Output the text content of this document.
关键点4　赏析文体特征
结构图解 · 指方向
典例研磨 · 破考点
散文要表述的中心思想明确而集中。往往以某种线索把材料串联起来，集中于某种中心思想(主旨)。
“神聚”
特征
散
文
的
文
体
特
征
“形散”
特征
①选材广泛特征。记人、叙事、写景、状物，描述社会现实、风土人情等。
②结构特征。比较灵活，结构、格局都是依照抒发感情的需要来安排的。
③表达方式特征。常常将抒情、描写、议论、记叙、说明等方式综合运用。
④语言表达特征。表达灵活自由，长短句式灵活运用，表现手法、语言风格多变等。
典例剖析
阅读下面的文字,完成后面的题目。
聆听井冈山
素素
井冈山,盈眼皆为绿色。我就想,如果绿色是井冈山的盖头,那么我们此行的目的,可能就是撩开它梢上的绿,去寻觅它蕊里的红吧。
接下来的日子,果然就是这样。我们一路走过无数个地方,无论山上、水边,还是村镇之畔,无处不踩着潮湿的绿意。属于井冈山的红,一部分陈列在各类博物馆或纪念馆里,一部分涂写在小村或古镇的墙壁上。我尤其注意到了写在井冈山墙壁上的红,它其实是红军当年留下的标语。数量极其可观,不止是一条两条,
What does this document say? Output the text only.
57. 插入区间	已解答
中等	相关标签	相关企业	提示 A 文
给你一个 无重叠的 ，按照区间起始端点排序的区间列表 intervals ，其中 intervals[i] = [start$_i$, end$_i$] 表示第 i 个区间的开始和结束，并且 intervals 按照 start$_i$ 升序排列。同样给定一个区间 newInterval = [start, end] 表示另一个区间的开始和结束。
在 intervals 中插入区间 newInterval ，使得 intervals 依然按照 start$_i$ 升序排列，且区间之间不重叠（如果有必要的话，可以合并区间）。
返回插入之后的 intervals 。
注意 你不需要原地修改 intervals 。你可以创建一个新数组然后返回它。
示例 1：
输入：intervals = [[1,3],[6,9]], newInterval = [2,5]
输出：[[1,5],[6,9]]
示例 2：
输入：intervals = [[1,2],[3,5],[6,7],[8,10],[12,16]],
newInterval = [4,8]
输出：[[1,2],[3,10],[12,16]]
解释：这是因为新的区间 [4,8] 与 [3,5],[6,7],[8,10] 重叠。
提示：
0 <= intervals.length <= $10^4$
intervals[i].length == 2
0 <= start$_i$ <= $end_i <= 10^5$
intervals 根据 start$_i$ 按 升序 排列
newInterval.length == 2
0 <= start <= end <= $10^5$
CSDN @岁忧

================================

> _Exercise objective_
Beginning at the line containing "What does this", repeat each line exactly through the last line of the entries, and include no other lines.

> _Complete output_
What does this document say? Output the text only.
57. 插入区间	已解答
中等	相关标签	相关企业	提示 A 文
给你一个 无重叠的 ，按照区间起始端点排序的区间列表 intervals ，其中 intervals[i] = [start$_i$, end$_i$] 表示第 i 个区间的开始和结束，并且 intervals 按照 start$_i$ 升序排列。同样给定一个区间 newInterval = [start, end] 表示另一个区间的开始和结束。
在 intervals 中插入区间 newInterval ，使得 intervals 依然按照 start$_i$ 升序排列，且区间之间不重叠（如果有必要的话，可以合并区间）。
返回插入之后的 intervals 。
注意 你不需要原地修改 intervals 。你可以创建一个新数组然后返回它。
示例 1：
输入：intervals = [[1,3],[6,9]], newInterval = [2,5]
输出：[[1,5],[6,9]]
示例 2：
输入：intervals = [[1,2],[3,5],[6,7],[8,10],[12,16]],
newInterval = [4,8]
输出：[[1,2],[3,10],[12,16]]
解释：这是因为新的区间 [4,8] 与 [3,5],[6,7],[8,10] 重叠。
提示：
0 <= intervals.length <= $10^4$
intervals[i].length == 2
0 <= start$_i$ <= $end_i <= 10^5$
intervals 根据 start$_i$ 按 升序 排列
newInterval.length == 2
0 <= start <= end <= $10^5$
CSDN @岁忧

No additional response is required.